Task objective:
From the first line to the last, reproduce the material exactly.

☆ ☆ ☆ ☆

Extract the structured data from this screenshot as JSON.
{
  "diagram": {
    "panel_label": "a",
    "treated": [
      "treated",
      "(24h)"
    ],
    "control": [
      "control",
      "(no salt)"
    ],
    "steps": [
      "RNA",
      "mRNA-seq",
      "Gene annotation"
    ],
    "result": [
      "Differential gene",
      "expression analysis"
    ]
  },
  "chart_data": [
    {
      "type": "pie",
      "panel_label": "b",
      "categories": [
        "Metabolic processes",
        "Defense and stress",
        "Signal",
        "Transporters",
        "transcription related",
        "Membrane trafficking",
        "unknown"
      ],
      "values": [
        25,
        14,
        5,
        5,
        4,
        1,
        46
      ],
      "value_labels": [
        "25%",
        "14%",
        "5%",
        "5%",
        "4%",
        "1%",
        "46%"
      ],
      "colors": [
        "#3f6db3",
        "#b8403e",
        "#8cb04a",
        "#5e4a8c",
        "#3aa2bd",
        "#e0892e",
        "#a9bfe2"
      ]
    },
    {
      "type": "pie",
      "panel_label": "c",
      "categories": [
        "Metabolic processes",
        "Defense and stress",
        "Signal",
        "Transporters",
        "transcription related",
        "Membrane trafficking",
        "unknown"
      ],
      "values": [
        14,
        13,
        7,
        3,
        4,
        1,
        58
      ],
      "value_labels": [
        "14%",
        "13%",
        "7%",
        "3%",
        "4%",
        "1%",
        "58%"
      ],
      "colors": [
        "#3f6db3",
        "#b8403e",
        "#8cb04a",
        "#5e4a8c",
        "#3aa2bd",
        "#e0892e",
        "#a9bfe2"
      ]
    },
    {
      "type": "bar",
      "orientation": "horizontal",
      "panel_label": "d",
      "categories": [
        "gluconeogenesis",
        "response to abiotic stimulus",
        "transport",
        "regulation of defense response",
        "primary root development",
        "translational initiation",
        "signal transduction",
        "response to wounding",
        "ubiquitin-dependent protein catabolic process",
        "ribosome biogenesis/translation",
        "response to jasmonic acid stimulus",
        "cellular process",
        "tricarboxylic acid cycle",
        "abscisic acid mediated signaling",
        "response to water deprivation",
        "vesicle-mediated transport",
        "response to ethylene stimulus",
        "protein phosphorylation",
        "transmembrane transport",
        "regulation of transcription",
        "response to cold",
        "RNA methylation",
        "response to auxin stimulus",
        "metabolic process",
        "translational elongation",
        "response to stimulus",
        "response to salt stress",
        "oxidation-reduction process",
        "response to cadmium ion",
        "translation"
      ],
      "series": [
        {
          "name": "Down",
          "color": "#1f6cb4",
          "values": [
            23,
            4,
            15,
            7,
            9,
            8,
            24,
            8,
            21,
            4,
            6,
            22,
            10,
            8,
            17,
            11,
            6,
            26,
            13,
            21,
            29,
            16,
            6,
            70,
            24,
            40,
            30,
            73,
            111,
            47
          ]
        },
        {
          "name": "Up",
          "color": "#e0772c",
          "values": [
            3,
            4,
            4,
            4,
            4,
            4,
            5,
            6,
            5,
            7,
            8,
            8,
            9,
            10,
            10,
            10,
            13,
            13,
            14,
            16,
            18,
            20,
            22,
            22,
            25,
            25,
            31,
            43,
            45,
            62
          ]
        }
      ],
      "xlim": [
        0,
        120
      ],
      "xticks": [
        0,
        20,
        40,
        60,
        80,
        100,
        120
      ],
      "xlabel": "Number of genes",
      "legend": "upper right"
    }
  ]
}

☆ ☆ ☆ ☆

Result for this exercise:
Extract the structured data from this screenshot as JSON.
{
  "diagram": {
    "panel_label": "a",
    "treated": [
      "treated",
      "(24h)"
    ],
    "control": [
      "control",
      "(no salt)"
    ],
    "steps": [
      "RNA",
      "mRNA-seq",
      "Gene annotation"
    ],
    "result": [
      "Differential gene",
      "expression analysis"
    ]
  },
  "chart_data": [
    {
      "type": "pie",
      "panel_label": "b",
      "categories": [
        "Metabolic processes",
        "Defense and stress",
        "Signal",
        "Transporters",
        "transcription related",
        "Membrane trafficking",
        "unknown"
      ],
      "values": [
        25,
        14,
        5,
        5,
        4,
        1,
        46
      ],
      "value_labels": [
        "25%",
        "14%",
        "5%",
        "5%",
        "4%",
        "1%",
        "46%"
      ],
      "colors": [
        "#3f6db3",
        "#b8403e",
        "#8cb04a",
        "#5e4a8c",
        "#3aa2bd",
        "#e0892e",
        "#a9bfe2"
      ]
    },
    {
      "type": "pie",
      "panel_label": "c",
      "categories": [
        "Metabolic processes",
        "Defense and stress",
        "Signal",
        "Transporters",
        "transcription related",
        "Membrane trafficking",
        "unknown"
      ],
      "values": [
        14,
        13,
        7,
        3,
        4,
        1,
        58
      ],
      "value_labels": [
        "14%",
        "13%",
        "7%",
        "3%",
        "4%",
        "1%",
        "58%"
      ],
      "colors": [
        "#3f6db3",
        "#b8403e",
        "#8cb04a",
        "#5e4a8c",
        "#3aa2bd",
        "#e0892e",
        "#a9bfe2"
      ]
    },
    {
      "type": "bar",
      "orientation": "horizontal",
      "panel_label": "d",
      "categories": [
        "gluconeogenesis",
        "response to abiotic stimulus",
        "transport",
        "regulation of defense response",
        "primary root development",
        "translational initiation",
        "signal transduction",
        "response to wounding",
        "ubiquitin-dependent protein catabolic process",
        "ribosome biogenesis/translation",
        "response to jasmonic acid stimulus",
        "cellular process",
        "tricarboxylic acid cycle",
        "abscisic acid mediated signaling",
        "response to water deprivation",
        "vesicle-mediated transport",
        "response to ethylene stimulus",
        "protein phosphorylation",
        "transmembrane transport",
        "regulation of transcription",
        "response to cold",
        "RNA methylation",
        "response to auxin stimulus",
        "metabolic process",
        "translational elongation",
        "response to stimulus",
        "response to salt stress",
        "oxidation-reduction process",
        "response to cadmium ion",
        "translation"
      ],
      "series": [
        {
          "name": "Down",
          "color": "#1f6cb4",
          "values": [
            23,
            4,
            15,
            7,
            9,
            8,
            24,
            8,
            21,
            4,
            6,
            22,
            10,
            8,
            17,
            11,
            6,
            26,
            13,
            21,
            29,
            16,
            6,
            70,
            24,
            40,
            30,
            73,
            111,
            47
          ]
        },
        {
          "name": "Up",
          "color": "#e0772c",
          "values": [
            3,
            4,
            4,
            4,
            4,
            4,
            5,
            6,
            5,
            7,
            8,
            8,
            9,
            10,
            10,
            10,
            13,
            13,
            14,
            16,
            18,
            20,
            22,
            22,
            25,
            25,
            31,
            43,
            45,
            62
          ]
        }
      ],
      "xlim": [
        0,
        120
      ],
      "xticks": [
        0,
        20,
        40,
        60,
        80,
        100,
        120
      ],
      "xlabel": "Number of genes",
      "legend": "upper right"
    }
  ]
}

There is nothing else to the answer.